> **Work to do**
Reproduce all of the data exactly.

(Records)
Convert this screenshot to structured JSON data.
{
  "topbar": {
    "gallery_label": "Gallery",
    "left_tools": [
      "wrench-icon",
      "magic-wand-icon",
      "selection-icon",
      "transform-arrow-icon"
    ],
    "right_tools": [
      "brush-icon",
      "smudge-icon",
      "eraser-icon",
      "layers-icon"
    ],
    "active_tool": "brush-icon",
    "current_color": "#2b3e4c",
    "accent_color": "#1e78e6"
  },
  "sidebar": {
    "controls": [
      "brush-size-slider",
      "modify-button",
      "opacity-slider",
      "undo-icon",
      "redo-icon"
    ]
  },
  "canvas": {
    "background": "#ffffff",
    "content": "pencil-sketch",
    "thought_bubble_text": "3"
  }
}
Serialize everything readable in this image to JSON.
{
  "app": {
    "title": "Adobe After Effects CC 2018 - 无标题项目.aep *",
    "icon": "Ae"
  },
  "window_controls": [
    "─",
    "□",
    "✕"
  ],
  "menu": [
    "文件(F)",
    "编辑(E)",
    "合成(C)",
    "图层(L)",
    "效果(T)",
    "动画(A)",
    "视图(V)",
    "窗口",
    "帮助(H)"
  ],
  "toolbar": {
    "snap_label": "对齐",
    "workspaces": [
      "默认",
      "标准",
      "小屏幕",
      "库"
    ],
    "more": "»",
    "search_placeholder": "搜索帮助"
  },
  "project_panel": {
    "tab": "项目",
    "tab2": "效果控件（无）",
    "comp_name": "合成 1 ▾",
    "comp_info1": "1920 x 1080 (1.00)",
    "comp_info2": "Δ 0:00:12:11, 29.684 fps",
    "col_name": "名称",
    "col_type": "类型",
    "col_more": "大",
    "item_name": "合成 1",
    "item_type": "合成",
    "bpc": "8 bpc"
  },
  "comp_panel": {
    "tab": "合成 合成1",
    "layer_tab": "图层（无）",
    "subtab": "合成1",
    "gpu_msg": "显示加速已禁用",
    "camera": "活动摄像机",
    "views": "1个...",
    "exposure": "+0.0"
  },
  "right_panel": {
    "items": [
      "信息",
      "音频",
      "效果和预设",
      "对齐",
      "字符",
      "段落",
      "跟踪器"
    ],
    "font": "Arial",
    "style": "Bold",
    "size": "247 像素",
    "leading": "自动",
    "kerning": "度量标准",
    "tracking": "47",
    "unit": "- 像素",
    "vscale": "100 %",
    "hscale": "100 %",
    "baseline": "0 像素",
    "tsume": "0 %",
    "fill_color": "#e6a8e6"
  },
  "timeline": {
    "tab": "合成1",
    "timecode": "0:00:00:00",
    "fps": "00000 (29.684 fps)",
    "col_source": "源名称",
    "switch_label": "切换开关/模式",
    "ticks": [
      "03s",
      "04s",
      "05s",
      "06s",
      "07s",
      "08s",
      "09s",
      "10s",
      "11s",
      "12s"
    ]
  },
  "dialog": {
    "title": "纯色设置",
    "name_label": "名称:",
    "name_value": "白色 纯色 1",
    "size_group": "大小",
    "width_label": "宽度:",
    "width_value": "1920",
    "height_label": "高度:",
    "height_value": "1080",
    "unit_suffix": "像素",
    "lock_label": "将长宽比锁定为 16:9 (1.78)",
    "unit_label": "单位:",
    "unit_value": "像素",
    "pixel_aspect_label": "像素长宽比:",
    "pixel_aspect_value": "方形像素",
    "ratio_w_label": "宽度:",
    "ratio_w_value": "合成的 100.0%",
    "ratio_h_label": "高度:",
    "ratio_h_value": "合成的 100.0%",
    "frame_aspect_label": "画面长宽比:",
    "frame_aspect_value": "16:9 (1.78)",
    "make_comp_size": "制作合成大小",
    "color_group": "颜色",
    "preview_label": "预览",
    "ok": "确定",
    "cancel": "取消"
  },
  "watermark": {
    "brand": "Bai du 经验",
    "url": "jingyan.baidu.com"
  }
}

> **Solution to this exercise**
Convert this screenshot to structured JSON data.
{
  "topbar": {
    "gallery_label": "Gallery",
    "left_tools": [
      "wrench-icon",
      "magic-wand-icon",
      "selection-icon",
      "transform-arrow-icon"
    ],
    "right_tools": [
      "brush-icon",
      "smudge-icon",
      "eraser-icon",
      "layers-icon"
    ],
    "active_tool": "brush-icon",
    "current_color": "#2b3e4c",
    "accent_color": "#1e78e6"
  },
  "sidebar": {
    "controls": [
      "brush-size-slider",
      "modify-button",
      "opacity-slider",
      "undo-icon",
      "redo-icon"
    ]
  },
  "canvas": {
    "background": "#ffffff",
    "content": "pencil-sketch",
    "thought_bubble_text": "3"
  }
}
Serialize everything readable in this image to JSON.
{
  "app": {
    "title": "Adobe After Effects CC 2018 - 无标题项目.aep *",
    "icon": "Ae"
  },
  "window_controls": [
    "─",
    "□",
    "✕"
  ],
  "menu": [
    "文件(F)",
    "编辑(E)",
    "合成(C)",
    "图层(L)",
    "效果(T)",
    "动画(A)",
    "视图(V)",
    "窗口",
    "帮助(H)"
  ],
  "toolbar": {
    "snap_label": "对齐",
    "workspaces": [
      "默认",
      "标准",
      "小屏幕",
      "库"
    ],
    "more": "»",
    "search_placeholder": "搜索帮助"
  },
  "project_panel": {
    "tab": "项目",
    "tab2": "效果控件（无）",
    "comp_name": "合成 1 ▾",
    "comp_info1": "1920 x 1080 (1.00)",
    "comp_info2": "Δ 0:00:12:11, 29.684 fps",
    "col_name": "名称",
    "col_type": "类型",
    "col_more": "大",
    "item_name": "合成 1",
    "item_type": "合成",
    "bpc": "8 bpc"
  },
  "comp_panel": {
    "tab": "合成 合成1",
    "layer_tab": "图层（无）",
    "subtab": "合成1",
    "gpu_msg": "显示加速已禁用",
    "camera": "活动摄像机",
    "views": "1个...",
    "exposure": "+0.0"
  },
  "right_panel": {
    "items": [
      "信息",
      "音频",
      "效果和预设",
      "对齐",
      "字符",
      "段落",
      "跟踪器"
    ],
    "font": "Arial",
    "style": "Bold",
    "size": "247 像素",
    "leading": "自动",
    "kerning": "度量标准",
    "tracking": "47",
    "unit": "- 像素",
    "vscale": "100 %",
    "hscale": "100 %",
    "baseline": "0 像素",
    "tsume": "0 %",
    "fill_color": "#e6a8e6"
  },
  "timeline": {
    "tab": "合成1",
    "timecode": "0:00:00:00",
    "fps": "00000 (29.684 fps)",
    "col_source": "源名称",
    "switch_label": "切换开关/模式",
    "ticks": [
      "03s",
      "04s",
      "05s",
      "06s",
      "07s",
      "08s",
      "09s",
      "10s",
      "11s",
      "12s"
    ]
  },
  "dialog": {
    "title": "纯色设置",
    "name_label": "名称:",
    "name_value": "白色 纯色 1",
    "size_group": "大小",
    "width_label": "宽度:",
    "width_value": "1920",
    "height_label": "高度:",
    "height_value": "1080",
    "unit_suffix": "像素",
    "lock_label": "将长宽比锁定为 16:9 (1.78)",
    "unit_label": "单位:",
    "unit_value": "像素",
    "pixel_aspect_label": "像素长宽比:",
    "pixel_aspect_value": "方形像素",
    "ratio_w_label": "宽度:",
    "ratio_w_value": "合成的 100.0%",
    "ratio_h_label": "高度:",
    "ratio_h_value": "合成的 100.0%",
    "frame_aspect_label": "画面长宽比:",
    "frame_aspect_value": "16:9 (1.78)",
    "make_comp_size": "制作合成大小",
    "color_group": "颜色",
    "preview_label": "预览",
    "ok": "确定",
    "cancel": "取消"
  },
  "watermark": {
    "brand": "Bai du 经验",
    "url": "jingyan.baidu.com"
  }
}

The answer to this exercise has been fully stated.